SUPPLIED TEXT »
Residues of concentrated products could expose refuse collectors and workers in recycling centres to unacceptable levels of pesticides, whilst rinsing the containers could potentially impact on the environment. RTUs contain much lower levels of pesticide, but the number of actual containers to be disposed of will be greater than for concentrated. Any environmental or occupational human exposure to pesticide residues from RTUs will therefore be at a lower level, but occur more frequently. The common use of RTUs and recycling means that government advice regarding the disposal of used home and garden pesticide containers may no longer be appropriate and there is a need to assess the risk to humans and the environment from the disposal of empty pesticide containers whether it be via landfill or recycling.

The aim of this study is to provide a robust, quantitative assessment of the risks posed by the recycling of empty home and garden pesticide containers and to compare these risks with those posed by disposal through the household waste stream into landfill.
The objectives are to:
1. Identify a range of active ingredients that are representative of the home and garden pesticide market.
2. Quantify residual pesticide quantities in different container types.
3. Quantify the potential for dilution of pesticide containers by other plastics in the waste stream.
4. Identify the routes of exposure to humans and the environment associated with a. Recycling, b. Disposal to landfill, and c. Inappropriate disposal of the washings.
5. Quantify the levels of exposure at the different steps.
6. Create a simple model to assess the risk.
7. Perform sensitivity analysis on the exposure model and its inputs.
8. Compare risks of different product types and disposal routes.

GIVEN DATA »
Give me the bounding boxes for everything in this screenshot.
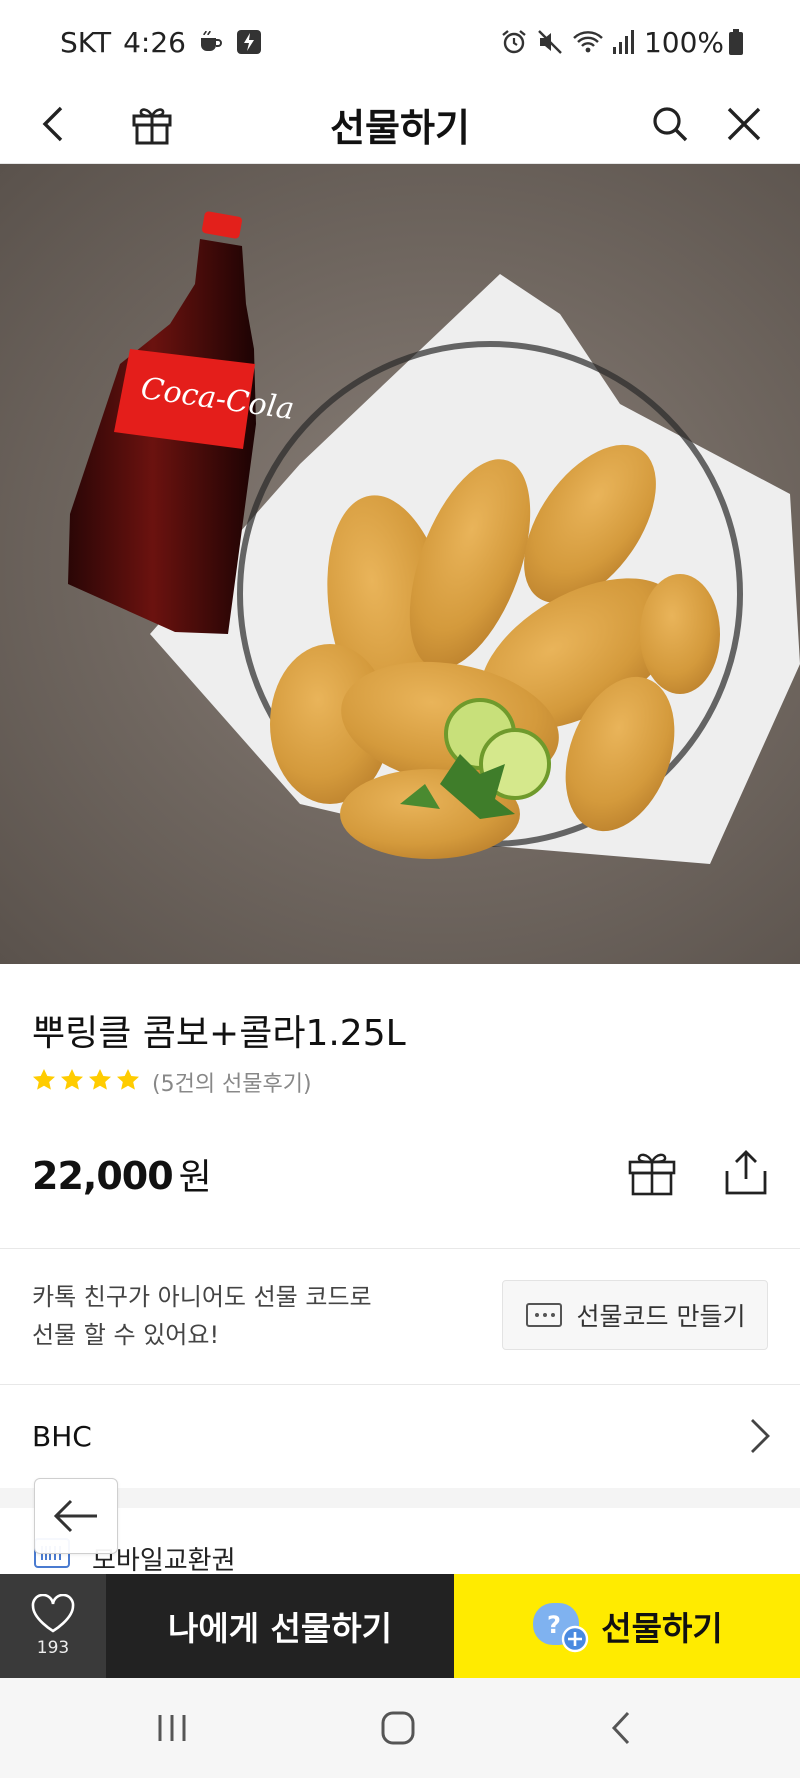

TO BE DONE »
(A) In the pesticide container text, how does exposure to residues from RTUs compare with exposure from concentrated products?
(B) Shorten the paragraph of the pesticide container text that begins "Residues of concentrated products" to two or three sentences, keeping its main facts.
(C) In the pesticide container text, list the three disposal routes whose routes of exposure the fourth objective sets out to identify.

OUTPUTS IN ORDER »
(A) Exposure from RTUs is at a lower level but happens more often.

(B) Residues of concentrated products could expose refuse collectors and recycling workers to unacceptable pesticide levels, and rinsing the containers could affect the environment. RTUs hold much less pesticide but produce more containers, so exposure is lower but more frequent. Because RTUs and recycling are now common, government disposal advice may be out of date, and the risks of disposal through landfill or recycling need assessing.

(C)
- Recycling
- Disposal to landfill
- Inappropriate disposal of the washings